## YOUR GOAL
From the entries below, copy every line holding the word "this".

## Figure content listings
****************
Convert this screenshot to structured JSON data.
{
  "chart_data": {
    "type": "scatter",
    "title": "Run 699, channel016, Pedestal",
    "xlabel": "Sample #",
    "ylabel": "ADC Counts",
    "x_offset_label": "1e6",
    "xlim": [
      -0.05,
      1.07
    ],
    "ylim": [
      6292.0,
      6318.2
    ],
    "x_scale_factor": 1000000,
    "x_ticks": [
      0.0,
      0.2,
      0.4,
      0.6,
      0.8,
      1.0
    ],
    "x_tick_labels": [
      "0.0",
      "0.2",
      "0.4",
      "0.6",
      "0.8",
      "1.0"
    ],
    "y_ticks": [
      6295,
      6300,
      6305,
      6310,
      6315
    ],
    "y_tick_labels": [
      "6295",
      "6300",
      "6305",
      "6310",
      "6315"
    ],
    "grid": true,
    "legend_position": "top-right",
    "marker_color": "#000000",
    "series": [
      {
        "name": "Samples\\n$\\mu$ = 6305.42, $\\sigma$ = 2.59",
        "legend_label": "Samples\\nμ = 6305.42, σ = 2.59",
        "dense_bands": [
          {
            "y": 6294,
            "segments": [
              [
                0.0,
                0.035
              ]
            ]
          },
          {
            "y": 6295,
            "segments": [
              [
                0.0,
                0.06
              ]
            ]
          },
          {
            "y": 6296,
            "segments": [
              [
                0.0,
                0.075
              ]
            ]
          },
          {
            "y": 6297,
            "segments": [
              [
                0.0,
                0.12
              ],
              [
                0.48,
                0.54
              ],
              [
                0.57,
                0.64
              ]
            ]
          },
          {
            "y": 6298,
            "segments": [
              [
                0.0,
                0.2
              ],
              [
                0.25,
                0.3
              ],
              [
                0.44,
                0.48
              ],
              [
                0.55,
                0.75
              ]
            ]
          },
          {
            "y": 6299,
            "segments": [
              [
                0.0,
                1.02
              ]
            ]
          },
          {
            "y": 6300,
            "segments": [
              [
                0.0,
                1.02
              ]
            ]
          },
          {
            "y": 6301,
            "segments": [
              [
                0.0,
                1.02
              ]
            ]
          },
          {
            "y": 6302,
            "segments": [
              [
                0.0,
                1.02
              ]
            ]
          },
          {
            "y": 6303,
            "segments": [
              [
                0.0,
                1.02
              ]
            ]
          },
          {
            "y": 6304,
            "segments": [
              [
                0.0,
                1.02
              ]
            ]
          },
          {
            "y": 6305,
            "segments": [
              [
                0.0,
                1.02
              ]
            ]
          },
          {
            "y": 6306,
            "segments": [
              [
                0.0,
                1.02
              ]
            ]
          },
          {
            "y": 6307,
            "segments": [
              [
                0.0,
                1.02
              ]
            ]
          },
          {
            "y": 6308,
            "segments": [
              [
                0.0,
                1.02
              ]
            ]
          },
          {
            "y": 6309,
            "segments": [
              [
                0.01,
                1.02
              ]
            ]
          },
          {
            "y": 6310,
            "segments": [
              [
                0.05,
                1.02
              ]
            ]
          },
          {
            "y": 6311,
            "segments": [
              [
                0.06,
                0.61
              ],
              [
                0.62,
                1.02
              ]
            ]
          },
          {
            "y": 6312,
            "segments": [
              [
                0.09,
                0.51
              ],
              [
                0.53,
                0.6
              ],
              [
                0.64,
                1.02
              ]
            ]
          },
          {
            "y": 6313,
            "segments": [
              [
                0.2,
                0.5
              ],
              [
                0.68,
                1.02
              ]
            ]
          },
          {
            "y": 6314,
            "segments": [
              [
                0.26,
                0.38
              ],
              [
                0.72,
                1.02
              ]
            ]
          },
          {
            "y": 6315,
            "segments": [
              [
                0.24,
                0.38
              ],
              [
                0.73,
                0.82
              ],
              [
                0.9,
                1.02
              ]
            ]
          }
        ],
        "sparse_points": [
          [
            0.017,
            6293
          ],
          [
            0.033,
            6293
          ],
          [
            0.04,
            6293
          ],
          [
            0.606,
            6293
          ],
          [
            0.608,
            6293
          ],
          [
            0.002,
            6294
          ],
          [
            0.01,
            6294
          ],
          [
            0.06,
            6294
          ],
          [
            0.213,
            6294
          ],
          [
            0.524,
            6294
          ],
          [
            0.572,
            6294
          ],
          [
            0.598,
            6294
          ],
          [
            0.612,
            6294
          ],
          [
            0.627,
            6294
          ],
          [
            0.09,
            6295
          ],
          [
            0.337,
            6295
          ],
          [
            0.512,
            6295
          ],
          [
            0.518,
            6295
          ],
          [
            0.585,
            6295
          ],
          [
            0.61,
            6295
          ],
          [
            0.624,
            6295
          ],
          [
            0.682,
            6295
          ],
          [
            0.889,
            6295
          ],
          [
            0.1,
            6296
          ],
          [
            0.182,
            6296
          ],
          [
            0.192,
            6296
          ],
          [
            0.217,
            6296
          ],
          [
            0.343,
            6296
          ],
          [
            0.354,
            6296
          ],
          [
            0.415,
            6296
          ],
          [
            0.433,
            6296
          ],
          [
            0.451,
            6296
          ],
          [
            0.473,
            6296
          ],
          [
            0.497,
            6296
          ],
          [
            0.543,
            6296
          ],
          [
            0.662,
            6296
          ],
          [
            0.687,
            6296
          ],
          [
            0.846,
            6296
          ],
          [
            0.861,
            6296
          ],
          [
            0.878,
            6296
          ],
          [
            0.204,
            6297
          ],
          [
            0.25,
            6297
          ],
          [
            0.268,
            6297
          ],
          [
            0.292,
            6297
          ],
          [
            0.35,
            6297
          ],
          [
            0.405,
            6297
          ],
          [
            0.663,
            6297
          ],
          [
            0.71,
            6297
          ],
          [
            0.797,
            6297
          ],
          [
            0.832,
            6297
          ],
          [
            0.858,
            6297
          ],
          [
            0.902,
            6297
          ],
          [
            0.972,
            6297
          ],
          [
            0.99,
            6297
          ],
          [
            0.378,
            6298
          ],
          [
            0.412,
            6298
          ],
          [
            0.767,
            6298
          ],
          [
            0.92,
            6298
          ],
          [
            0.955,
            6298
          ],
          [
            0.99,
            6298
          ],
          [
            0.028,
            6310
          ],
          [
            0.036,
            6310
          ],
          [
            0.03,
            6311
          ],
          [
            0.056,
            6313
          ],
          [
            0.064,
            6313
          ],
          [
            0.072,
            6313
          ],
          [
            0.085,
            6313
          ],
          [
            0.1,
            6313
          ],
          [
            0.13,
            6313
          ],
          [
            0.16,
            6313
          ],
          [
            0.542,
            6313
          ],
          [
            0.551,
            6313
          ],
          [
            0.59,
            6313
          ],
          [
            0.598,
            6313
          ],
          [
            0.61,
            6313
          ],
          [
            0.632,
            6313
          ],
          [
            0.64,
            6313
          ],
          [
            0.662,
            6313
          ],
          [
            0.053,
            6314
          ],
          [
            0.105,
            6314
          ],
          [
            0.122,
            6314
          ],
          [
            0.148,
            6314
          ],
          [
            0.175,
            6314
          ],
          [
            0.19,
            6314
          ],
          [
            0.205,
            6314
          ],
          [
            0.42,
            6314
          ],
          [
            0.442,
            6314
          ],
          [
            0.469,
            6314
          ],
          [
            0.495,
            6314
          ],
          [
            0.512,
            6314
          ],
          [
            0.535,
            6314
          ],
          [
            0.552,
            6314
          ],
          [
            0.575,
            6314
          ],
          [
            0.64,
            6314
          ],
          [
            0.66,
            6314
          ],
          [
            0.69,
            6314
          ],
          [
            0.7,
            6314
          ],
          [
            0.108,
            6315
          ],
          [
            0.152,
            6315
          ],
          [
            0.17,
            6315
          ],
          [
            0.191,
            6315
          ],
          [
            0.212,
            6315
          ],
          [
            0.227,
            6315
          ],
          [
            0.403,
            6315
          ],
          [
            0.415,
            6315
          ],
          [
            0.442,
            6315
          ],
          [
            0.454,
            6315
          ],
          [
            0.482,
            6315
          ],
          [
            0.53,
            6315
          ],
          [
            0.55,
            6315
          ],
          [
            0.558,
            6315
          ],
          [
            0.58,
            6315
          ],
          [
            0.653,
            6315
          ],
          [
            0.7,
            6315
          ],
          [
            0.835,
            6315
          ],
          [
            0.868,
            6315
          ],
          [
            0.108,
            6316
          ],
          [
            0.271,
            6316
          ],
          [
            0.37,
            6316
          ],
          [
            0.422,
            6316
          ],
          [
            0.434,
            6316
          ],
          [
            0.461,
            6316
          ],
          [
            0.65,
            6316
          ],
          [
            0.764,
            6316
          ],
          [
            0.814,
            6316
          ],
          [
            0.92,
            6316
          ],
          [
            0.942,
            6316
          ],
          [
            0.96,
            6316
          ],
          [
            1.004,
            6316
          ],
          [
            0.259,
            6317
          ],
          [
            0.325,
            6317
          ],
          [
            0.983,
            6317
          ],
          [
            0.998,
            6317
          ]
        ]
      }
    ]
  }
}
****************
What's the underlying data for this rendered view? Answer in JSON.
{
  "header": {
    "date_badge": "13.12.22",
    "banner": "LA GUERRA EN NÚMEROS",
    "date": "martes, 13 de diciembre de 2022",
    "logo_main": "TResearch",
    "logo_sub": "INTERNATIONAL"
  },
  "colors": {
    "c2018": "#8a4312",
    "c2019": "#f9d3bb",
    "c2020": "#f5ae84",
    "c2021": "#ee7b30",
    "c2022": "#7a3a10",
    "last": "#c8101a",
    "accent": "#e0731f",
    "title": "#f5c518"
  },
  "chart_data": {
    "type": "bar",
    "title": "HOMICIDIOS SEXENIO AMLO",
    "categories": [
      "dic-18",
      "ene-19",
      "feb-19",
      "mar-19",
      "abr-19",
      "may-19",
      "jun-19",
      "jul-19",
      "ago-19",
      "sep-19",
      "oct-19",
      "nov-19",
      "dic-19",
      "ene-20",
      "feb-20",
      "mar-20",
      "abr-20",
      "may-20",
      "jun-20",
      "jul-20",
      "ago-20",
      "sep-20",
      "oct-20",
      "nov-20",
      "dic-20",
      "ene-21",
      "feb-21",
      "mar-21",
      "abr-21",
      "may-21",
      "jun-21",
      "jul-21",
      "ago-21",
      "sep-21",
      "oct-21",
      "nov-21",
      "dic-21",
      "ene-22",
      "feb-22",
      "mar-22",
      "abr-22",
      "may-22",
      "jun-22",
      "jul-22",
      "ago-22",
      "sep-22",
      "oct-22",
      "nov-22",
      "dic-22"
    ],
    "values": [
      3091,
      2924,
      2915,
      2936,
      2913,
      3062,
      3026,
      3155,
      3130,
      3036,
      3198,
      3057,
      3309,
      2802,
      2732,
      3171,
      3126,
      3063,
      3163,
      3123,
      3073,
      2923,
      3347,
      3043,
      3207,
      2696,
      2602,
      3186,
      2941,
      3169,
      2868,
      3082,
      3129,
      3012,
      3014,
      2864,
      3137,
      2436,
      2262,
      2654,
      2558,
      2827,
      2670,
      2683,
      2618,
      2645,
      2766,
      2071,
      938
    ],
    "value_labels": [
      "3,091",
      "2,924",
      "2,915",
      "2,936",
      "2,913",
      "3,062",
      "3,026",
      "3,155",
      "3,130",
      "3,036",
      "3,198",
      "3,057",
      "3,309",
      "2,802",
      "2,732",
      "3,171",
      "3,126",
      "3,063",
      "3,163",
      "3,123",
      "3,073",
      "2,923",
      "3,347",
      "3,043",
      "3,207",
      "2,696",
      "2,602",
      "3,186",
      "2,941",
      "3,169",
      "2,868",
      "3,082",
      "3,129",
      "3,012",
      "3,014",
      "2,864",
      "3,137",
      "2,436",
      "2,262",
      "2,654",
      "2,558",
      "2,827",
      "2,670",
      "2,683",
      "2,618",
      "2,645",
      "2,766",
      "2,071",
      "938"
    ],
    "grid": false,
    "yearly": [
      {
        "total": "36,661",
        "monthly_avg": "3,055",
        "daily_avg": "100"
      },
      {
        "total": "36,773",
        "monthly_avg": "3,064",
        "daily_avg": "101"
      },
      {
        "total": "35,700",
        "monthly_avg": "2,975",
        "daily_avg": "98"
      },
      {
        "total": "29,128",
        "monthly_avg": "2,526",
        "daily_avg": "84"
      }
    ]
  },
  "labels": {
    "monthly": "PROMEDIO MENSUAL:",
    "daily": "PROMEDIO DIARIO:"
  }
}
****************
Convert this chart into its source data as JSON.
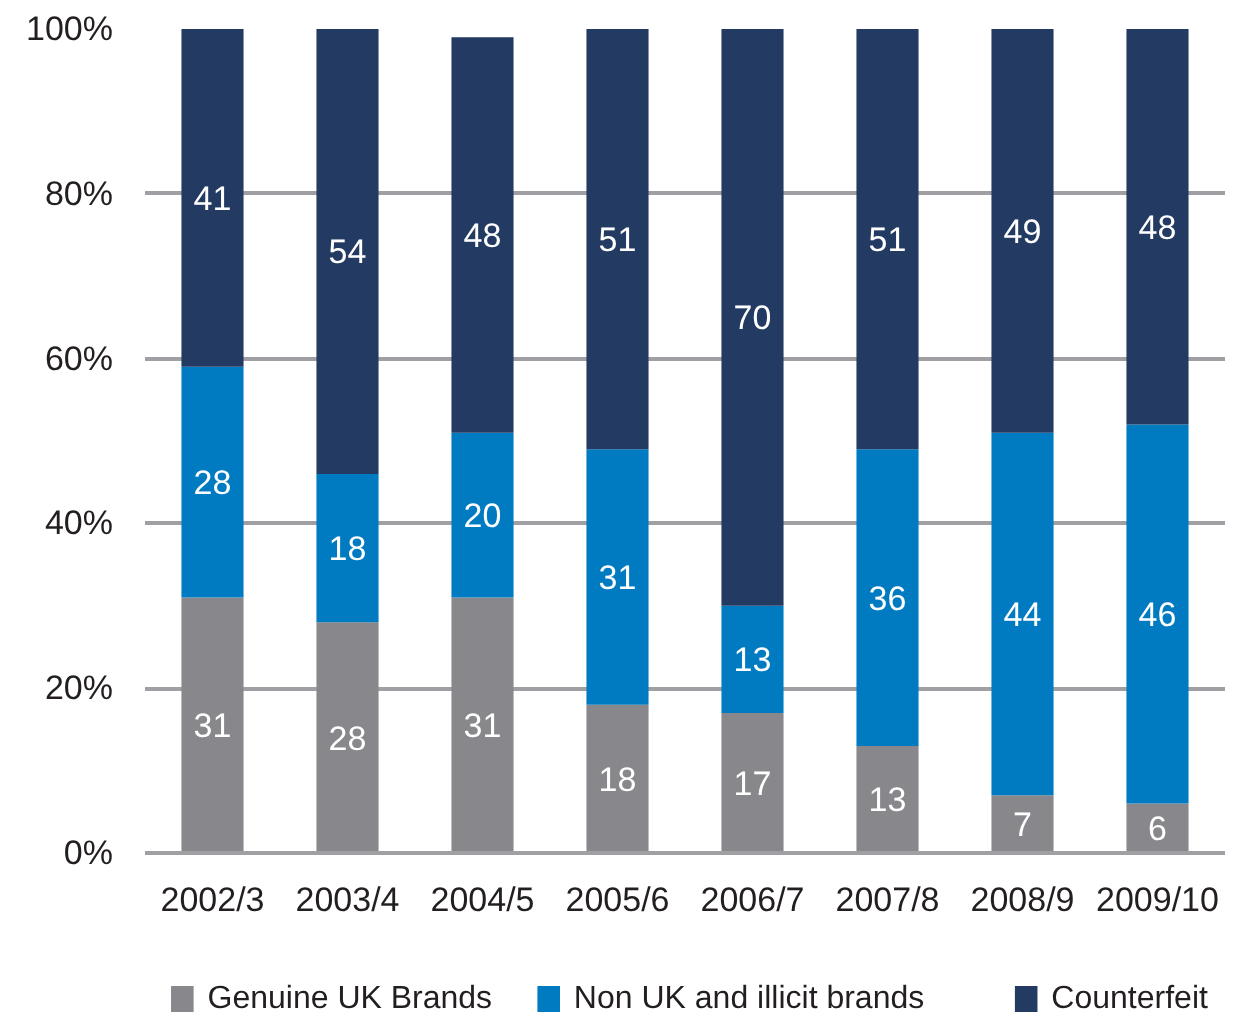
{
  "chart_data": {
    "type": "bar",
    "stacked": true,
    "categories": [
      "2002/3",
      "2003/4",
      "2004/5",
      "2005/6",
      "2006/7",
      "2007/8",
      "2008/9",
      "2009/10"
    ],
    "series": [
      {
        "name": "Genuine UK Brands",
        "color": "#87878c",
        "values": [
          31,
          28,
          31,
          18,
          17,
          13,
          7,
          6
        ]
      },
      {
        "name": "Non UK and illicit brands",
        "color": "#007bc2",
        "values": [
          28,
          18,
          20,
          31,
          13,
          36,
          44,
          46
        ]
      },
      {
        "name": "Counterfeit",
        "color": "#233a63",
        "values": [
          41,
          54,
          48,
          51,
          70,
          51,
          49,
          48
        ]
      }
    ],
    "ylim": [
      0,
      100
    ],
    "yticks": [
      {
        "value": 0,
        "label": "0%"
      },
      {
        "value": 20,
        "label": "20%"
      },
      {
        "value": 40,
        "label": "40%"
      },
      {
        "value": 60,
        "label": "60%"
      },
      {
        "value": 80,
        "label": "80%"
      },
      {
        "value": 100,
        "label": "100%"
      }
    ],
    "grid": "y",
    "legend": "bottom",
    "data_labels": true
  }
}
****************
## SOLUTION
Convert this screenshot to structured JSON data.
What's the underlying data for this rendered view? Answer in JSON.
Convert this chart into its source data as JSON.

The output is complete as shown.